***** Data records *****
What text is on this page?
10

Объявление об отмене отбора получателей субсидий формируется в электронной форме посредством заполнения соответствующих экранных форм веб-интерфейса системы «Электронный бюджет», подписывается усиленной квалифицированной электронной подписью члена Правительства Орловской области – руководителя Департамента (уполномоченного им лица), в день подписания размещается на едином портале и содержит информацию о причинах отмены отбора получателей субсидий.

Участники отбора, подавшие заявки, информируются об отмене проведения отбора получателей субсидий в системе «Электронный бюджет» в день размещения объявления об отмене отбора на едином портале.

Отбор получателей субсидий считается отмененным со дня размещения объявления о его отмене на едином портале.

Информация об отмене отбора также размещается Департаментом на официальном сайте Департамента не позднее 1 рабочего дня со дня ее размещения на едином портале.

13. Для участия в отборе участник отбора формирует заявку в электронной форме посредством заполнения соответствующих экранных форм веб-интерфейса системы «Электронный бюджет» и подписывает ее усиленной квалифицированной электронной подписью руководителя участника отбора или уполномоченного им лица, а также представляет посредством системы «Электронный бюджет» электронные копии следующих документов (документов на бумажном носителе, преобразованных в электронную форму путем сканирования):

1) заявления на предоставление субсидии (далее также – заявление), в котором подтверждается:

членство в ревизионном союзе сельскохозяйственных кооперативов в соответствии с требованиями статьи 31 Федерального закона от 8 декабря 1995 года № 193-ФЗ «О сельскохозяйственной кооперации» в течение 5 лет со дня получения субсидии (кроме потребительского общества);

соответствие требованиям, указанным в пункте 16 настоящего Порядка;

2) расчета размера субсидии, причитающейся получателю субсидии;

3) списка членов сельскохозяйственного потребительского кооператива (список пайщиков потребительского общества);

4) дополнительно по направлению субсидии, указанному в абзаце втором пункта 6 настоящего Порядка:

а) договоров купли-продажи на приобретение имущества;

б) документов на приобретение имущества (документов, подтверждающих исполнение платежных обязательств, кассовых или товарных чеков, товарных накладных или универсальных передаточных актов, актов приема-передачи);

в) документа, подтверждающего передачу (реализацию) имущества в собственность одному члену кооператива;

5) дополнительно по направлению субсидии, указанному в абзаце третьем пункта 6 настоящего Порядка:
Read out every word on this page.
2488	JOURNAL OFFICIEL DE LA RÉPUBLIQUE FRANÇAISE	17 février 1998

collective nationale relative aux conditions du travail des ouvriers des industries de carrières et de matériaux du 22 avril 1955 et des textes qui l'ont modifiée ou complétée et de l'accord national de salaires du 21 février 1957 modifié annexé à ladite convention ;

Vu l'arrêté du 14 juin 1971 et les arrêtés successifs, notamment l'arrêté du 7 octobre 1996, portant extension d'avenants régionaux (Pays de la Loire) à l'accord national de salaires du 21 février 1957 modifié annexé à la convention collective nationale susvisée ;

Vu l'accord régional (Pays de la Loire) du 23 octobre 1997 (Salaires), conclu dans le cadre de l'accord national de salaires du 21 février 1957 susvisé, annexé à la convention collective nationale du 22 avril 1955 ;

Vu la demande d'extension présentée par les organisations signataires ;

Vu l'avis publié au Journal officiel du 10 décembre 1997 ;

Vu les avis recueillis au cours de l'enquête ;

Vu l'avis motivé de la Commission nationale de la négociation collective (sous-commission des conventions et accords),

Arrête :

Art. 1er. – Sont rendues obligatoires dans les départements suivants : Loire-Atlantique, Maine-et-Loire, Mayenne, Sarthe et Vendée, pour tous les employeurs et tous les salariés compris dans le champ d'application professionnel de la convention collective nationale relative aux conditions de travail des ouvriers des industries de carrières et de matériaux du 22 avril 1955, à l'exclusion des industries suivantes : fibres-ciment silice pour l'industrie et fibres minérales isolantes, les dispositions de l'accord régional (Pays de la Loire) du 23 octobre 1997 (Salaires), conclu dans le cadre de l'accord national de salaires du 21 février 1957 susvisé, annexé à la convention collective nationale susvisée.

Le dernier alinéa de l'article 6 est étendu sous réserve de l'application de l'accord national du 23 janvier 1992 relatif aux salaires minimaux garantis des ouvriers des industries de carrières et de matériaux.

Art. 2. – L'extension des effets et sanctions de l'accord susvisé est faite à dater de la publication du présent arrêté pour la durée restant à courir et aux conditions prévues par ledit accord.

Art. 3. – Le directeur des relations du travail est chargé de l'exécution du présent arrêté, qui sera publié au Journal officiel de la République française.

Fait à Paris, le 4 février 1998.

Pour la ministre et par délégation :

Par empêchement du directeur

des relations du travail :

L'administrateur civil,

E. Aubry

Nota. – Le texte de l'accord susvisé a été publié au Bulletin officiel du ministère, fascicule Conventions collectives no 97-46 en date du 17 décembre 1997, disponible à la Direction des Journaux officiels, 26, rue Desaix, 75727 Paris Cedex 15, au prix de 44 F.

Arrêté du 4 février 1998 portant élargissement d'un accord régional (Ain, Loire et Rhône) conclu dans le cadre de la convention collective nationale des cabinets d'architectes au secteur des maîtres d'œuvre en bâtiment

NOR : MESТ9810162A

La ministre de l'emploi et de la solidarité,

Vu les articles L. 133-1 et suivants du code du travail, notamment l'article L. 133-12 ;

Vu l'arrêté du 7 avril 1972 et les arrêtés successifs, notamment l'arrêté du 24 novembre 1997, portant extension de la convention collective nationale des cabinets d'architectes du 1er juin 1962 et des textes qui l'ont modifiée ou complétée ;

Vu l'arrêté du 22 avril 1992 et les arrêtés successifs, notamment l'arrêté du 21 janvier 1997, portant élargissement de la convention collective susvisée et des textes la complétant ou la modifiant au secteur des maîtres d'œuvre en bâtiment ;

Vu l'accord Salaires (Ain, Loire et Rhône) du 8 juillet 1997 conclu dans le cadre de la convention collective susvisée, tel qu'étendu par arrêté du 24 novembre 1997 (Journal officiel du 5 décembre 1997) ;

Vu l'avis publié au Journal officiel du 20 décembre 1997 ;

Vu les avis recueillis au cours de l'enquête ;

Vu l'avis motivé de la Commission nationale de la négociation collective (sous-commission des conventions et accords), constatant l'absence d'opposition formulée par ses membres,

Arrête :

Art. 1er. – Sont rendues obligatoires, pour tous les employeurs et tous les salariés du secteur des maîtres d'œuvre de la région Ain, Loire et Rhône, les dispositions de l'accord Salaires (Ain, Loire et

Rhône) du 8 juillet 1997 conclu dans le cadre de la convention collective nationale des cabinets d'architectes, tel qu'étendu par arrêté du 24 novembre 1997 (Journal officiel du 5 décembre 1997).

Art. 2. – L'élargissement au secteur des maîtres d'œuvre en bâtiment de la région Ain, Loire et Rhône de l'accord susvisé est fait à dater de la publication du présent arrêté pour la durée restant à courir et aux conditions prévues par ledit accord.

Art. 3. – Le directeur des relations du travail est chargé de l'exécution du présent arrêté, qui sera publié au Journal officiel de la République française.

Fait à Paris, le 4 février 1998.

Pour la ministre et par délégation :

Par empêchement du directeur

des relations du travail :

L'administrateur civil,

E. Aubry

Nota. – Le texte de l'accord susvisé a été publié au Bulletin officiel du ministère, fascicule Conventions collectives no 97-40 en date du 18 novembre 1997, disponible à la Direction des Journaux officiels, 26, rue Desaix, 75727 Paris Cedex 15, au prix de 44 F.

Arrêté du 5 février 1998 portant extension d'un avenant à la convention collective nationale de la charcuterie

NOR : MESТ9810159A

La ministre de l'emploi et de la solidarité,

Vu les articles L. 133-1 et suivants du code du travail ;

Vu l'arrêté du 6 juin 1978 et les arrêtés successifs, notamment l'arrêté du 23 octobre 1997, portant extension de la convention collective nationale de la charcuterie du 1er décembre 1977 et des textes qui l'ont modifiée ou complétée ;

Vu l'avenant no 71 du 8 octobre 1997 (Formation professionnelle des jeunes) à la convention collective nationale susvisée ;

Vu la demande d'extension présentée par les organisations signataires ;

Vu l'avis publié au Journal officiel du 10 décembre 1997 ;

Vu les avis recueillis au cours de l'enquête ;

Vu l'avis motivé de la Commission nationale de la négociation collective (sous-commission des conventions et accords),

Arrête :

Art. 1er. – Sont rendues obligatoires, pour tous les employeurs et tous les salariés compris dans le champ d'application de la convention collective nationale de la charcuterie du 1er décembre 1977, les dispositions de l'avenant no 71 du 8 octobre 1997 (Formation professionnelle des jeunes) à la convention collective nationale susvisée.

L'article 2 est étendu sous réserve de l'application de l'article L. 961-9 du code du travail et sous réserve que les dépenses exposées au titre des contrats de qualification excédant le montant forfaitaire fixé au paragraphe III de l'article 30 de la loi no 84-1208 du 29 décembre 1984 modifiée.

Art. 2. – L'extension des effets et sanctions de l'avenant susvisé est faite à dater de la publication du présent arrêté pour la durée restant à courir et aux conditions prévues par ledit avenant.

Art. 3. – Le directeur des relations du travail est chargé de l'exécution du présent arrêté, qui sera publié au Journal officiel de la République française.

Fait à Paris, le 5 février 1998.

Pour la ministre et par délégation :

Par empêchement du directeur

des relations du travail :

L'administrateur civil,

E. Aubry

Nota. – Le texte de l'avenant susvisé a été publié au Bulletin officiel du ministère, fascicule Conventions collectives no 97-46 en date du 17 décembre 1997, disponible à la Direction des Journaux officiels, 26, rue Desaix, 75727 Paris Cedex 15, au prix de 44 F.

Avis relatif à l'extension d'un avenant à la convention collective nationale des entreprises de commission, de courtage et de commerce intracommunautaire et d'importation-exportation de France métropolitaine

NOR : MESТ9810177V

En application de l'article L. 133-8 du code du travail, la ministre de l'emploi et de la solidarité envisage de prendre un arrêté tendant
*****
#### [Task to carry out]
Using the listing above, show every line that includes the string "приобретение".

#### [Complete response]
а) договоров купли-продажи на приобретение имущества;
б) документов на приобретение имущества (документов, подтверждающих исполнение платежных обязательств, кассовых или товарных чеков, товарных накладных или универсальных передаточных актов, актов приема-передачи);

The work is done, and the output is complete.